Stored dataset items
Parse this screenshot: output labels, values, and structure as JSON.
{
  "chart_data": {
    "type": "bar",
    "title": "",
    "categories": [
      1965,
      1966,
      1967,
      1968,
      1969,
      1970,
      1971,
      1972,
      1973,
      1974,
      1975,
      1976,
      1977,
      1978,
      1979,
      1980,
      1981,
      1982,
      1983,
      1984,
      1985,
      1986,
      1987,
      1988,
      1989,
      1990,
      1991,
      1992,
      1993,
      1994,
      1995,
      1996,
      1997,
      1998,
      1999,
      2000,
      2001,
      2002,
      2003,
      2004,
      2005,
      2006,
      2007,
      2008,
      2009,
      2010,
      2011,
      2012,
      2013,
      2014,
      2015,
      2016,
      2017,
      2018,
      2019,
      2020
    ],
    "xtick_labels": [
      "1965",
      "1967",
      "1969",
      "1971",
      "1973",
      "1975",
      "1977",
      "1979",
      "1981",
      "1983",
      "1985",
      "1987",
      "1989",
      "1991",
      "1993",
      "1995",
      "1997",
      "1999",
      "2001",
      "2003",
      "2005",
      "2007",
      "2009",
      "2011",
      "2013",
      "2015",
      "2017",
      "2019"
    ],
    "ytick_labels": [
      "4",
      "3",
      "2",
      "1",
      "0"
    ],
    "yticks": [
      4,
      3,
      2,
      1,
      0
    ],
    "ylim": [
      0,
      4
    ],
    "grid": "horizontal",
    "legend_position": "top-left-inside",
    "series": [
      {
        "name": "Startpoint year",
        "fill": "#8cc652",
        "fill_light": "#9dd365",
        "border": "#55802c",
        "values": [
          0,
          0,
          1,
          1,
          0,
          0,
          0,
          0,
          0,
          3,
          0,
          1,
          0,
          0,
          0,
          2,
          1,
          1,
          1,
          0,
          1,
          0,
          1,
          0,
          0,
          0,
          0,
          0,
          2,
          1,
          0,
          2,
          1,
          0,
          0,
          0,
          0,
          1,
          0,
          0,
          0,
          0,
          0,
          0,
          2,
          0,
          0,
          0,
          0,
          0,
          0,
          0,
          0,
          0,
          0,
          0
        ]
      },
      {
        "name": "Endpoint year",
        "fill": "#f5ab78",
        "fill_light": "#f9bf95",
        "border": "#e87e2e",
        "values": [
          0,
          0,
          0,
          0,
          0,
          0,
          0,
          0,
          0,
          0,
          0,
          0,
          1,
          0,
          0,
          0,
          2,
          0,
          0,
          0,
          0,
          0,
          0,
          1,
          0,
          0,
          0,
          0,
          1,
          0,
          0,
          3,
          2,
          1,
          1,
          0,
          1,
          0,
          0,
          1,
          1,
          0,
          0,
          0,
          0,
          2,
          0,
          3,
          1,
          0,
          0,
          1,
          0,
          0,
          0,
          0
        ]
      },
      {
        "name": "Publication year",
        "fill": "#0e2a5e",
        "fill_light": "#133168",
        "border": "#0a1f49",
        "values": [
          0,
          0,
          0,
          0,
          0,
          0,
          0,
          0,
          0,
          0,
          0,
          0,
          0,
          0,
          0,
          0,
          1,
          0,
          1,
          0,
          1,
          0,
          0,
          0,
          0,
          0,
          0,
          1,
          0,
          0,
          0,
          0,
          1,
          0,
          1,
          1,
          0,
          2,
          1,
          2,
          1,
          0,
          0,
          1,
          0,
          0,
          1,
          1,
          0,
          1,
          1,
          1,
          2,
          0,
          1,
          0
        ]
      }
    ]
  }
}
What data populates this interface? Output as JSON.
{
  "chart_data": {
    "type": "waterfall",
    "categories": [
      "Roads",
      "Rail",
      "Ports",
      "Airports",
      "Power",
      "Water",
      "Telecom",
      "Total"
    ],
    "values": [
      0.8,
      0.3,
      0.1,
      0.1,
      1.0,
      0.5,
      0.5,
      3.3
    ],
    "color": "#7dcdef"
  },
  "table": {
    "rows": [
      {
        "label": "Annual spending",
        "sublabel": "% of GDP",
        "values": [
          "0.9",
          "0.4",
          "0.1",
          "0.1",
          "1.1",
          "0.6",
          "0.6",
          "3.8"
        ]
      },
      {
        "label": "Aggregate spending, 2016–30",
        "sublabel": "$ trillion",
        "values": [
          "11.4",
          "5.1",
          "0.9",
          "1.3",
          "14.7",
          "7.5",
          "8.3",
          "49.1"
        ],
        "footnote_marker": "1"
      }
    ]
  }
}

Written task
Give exactly the lines from the one with "What data populates" to the end of the entries, nothing before them.

Solution to this task
What data populates this interface? Output as JSON.
{
  "chart_data": {
    "type": "waterfall",
    "categories": [
      "Roads",
      "Rail",
      "Ports",
      "Airports",
      "Power",
      "Water",
      "Telecom",
      "Total"
    ],
    "values": [
      0.8,
      0.3,
      0.1,
      0.1,
      1.0,
      0.5,
      0.5,
      3.3
    ],
    "color": "#7dcdef"
  },
  "table": {
    "rows": [
      {
        "label": "Annual spending",
        "sublabel": "% of GDP",
        "values": [
          "0.9",
          "0.4",
          "0.1",
          "0.1",
          "1.1",
          "0.6",
          "0.6",
          "3.8"
        ]
      },
      {
        "label": "Aggregate spending, 2016–30",
        "sublabel": "$ trillion",
        "values": [
          "11.4",
          "5.1",
          "0.9",
          "1.3",
          "14.7",
          "7.5",
          "8.3",
          "49.1"
        ],
        "footnote_marker": "1"
      }
    ]
  }
}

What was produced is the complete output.